[Dataset entries]
++++++
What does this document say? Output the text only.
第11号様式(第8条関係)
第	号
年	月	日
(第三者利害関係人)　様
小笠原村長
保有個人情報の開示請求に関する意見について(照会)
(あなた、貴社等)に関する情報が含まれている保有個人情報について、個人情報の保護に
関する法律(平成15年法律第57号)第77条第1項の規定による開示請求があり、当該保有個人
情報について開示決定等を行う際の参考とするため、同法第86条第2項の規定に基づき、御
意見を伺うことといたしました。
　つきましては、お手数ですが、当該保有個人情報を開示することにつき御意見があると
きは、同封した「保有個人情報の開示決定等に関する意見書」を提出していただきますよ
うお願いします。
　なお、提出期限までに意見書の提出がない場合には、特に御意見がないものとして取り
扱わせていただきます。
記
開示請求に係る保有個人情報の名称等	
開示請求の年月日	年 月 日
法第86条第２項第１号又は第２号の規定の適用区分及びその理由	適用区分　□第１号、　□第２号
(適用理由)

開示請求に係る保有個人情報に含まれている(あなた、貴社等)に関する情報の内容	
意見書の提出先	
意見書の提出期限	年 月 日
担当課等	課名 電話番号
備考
++++++
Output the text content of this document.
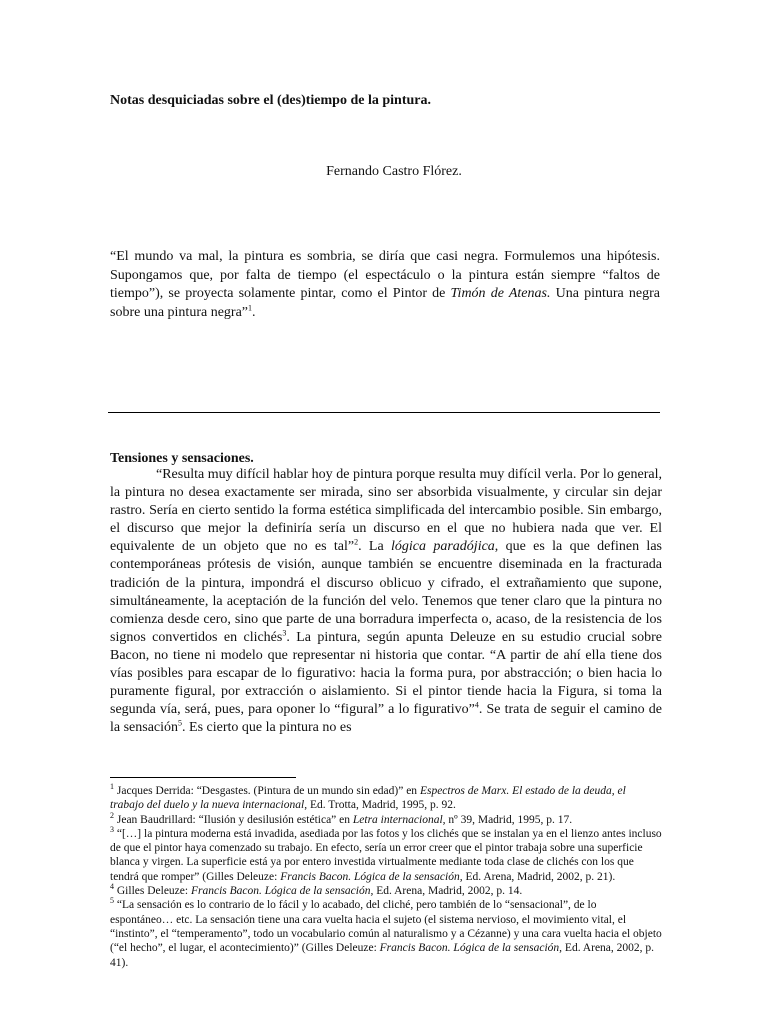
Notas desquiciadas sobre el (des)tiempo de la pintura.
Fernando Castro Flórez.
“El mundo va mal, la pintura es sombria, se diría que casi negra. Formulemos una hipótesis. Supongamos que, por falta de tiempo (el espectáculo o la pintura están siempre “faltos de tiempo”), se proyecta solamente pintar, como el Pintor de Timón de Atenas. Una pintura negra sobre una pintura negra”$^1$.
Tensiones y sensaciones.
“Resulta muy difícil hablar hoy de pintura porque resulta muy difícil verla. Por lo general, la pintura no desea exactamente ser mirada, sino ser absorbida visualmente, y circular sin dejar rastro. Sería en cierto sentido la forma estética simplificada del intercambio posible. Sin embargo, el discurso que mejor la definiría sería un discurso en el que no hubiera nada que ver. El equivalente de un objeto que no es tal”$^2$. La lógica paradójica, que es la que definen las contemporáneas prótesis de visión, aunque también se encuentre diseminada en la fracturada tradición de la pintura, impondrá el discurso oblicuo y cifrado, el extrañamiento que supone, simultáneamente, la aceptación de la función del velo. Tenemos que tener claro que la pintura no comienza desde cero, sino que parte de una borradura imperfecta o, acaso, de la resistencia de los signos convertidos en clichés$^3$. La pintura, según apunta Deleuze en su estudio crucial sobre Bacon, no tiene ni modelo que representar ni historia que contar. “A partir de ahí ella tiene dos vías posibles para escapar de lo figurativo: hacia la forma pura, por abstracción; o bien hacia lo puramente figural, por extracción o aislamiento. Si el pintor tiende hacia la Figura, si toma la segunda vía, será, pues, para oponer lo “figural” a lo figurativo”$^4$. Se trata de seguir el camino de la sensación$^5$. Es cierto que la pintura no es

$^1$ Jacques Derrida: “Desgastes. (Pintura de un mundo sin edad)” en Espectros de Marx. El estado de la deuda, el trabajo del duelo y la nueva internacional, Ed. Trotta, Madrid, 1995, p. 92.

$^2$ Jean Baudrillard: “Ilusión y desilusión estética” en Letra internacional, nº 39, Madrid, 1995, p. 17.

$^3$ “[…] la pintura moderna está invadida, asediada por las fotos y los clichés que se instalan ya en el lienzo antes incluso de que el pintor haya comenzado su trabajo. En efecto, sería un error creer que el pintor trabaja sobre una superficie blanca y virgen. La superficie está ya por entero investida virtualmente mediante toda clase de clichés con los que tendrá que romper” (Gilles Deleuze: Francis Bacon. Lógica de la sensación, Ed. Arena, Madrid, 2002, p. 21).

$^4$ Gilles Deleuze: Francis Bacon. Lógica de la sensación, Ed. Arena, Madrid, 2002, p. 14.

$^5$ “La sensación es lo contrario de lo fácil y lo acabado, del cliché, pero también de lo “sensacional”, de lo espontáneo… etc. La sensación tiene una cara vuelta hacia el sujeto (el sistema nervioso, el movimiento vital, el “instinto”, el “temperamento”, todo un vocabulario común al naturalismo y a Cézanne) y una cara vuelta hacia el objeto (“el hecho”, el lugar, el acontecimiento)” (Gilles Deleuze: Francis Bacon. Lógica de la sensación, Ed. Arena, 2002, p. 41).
++++++
Set problem: Copy all lines from the material that include "Madrid".

Answer to the problem:
$^1$ Jacques Derrida: “Desgastes. (Pintura de un mundo sin edad)” en Espectros de Marx. El estado de la deuda, el trabajo del duelo y la nueva internacional, Ed. Trotta, Madrid, 1995, p. 92.
$^2$ Jean Baudrillard: “Ilusión y desilusión estética” en Letra internacional, nº 39, Madrid, 1995, p. 17.
$^3$ “[…] la pintura moderna está invadida, asediada por las fotos y los clichés que se instalan ya en el lienzo antes incluso de que el pintor haya comenzado su trabajo. En efecto, sería un error creer que el pintor trabaja sobre una superficie blanca y virgen. La superficie está ya por entero investida virtualmente mediante toda clase de clichés con los que tendrá que romper” (Gilles Deleuze: Francis Bacon. Lógica de la sensación, Ed. Arena, Madrid, 2002, p. 21).
$^4$ Gilles Deleuze: Francis Bacon. Lógica de la sensación, Ed. Arena, Madrid, 2002, p. 14.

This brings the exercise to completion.